Scan each line of the records for the word "this" and extract the ones that have it.

— start DATA PROVIDED —

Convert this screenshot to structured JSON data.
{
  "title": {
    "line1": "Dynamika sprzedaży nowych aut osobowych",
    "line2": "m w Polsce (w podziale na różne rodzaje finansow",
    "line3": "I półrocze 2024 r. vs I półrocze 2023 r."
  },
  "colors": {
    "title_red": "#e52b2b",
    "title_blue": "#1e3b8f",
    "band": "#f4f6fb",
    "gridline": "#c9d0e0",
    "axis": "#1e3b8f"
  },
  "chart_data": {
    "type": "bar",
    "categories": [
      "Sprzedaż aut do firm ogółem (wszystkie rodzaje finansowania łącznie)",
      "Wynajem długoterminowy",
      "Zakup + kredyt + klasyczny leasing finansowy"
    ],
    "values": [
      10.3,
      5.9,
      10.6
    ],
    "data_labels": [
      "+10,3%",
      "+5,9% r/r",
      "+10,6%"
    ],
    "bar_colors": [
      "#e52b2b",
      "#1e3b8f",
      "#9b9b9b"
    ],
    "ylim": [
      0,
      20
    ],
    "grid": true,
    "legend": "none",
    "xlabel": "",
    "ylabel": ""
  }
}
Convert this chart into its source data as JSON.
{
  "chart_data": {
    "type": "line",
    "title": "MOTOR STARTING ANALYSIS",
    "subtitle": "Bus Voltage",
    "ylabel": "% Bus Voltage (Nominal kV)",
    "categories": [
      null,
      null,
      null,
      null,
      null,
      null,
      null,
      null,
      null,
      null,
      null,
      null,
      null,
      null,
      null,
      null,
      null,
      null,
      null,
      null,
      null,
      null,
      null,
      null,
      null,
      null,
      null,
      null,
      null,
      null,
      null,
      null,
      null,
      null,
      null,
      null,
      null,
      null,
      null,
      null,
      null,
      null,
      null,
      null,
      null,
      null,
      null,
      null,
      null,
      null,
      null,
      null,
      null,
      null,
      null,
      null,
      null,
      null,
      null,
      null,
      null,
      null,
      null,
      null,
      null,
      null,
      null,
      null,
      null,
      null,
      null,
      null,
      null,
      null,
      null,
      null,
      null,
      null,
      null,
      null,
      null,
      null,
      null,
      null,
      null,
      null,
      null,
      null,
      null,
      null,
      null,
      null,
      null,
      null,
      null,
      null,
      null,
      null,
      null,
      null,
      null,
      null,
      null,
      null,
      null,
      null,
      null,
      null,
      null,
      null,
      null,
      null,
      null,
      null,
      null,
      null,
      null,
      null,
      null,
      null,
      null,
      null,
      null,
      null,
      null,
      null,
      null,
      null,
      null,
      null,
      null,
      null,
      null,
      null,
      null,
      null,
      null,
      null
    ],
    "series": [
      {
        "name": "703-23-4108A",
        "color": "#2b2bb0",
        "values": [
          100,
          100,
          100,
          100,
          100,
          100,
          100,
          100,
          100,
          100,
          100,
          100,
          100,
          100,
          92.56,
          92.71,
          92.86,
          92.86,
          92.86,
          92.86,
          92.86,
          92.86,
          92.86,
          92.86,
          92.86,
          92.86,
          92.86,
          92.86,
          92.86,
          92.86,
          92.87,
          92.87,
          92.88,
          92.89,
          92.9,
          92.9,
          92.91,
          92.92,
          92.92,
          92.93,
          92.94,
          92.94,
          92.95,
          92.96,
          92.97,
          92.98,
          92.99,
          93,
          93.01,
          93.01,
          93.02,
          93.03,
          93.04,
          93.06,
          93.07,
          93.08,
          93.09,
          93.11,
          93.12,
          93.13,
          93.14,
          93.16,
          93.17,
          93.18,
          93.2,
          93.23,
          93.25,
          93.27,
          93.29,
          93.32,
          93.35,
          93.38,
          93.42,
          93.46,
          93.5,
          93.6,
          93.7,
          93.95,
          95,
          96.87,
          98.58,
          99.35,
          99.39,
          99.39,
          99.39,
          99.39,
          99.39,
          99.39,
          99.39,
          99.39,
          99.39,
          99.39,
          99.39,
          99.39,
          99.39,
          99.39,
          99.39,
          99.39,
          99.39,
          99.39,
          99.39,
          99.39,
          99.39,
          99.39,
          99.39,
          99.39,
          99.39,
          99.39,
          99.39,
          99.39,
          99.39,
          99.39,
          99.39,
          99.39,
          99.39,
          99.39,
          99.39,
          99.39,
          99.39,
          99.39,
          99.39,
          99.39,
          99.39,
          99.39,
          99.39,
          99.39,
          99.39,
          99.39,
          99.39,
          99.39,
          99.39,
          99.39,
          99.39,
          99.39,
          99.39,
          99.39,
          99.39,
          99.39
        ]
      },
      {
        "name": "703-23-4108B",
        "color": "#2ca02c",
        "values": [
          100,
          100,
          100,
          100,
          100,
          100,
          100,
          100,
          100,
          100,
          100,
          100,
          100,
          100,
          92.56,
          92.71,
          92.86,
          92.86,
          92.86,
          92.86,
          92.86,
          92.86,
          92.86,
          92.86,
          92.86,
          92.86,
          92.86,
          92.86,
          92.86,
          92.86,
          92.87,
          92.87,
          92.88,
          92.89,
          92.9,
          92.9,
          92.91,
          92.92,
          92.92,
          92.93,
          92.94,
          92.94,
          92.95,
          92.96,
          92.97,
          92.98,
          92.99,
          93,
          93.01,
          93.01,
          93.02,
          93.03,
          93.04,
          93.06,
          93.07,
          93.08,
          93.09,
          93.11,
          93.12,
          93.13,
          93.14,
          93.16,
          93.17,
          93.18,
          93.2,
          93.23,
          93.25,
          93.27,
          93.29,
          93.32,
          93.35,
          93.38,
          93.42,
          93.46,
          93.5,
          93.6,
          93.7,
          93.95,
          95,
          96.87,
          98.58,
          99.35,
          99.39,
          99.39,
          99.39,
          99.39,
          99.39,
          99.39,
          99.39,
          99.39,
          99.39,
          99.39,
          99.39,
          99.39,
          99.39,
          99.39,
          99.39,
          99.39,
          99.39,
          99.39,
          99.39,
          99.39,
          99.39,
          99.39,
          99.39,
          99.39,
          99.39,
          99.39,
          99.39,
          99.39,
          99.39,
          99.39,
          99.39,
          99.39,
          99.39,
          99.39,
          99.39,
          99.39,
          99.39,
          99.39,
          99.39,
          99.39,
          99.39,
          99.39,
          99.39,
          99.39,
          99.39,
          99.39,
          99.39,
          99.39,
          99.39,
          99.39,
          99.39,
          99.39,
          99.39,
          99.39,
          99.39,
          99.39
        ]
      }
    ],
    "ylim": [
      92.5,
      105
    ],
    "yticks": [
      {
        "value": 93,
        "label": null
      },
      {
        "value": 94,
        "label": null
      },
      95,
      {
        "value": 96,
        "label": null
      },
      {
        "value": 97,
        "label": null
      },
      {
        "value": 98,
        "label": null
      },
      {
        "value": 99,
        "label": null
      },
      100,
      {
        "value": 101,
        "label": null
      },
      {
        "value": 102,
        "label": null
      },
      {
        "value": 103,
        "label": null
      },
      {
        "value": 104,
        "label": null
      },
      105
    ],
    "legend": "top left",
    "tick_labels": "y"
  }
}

— end DATA PROVIDED —

• [REPLY TO THE TASK]
Convert this screenshot to structured JSON data.
Convert this chart into its source data as JSON.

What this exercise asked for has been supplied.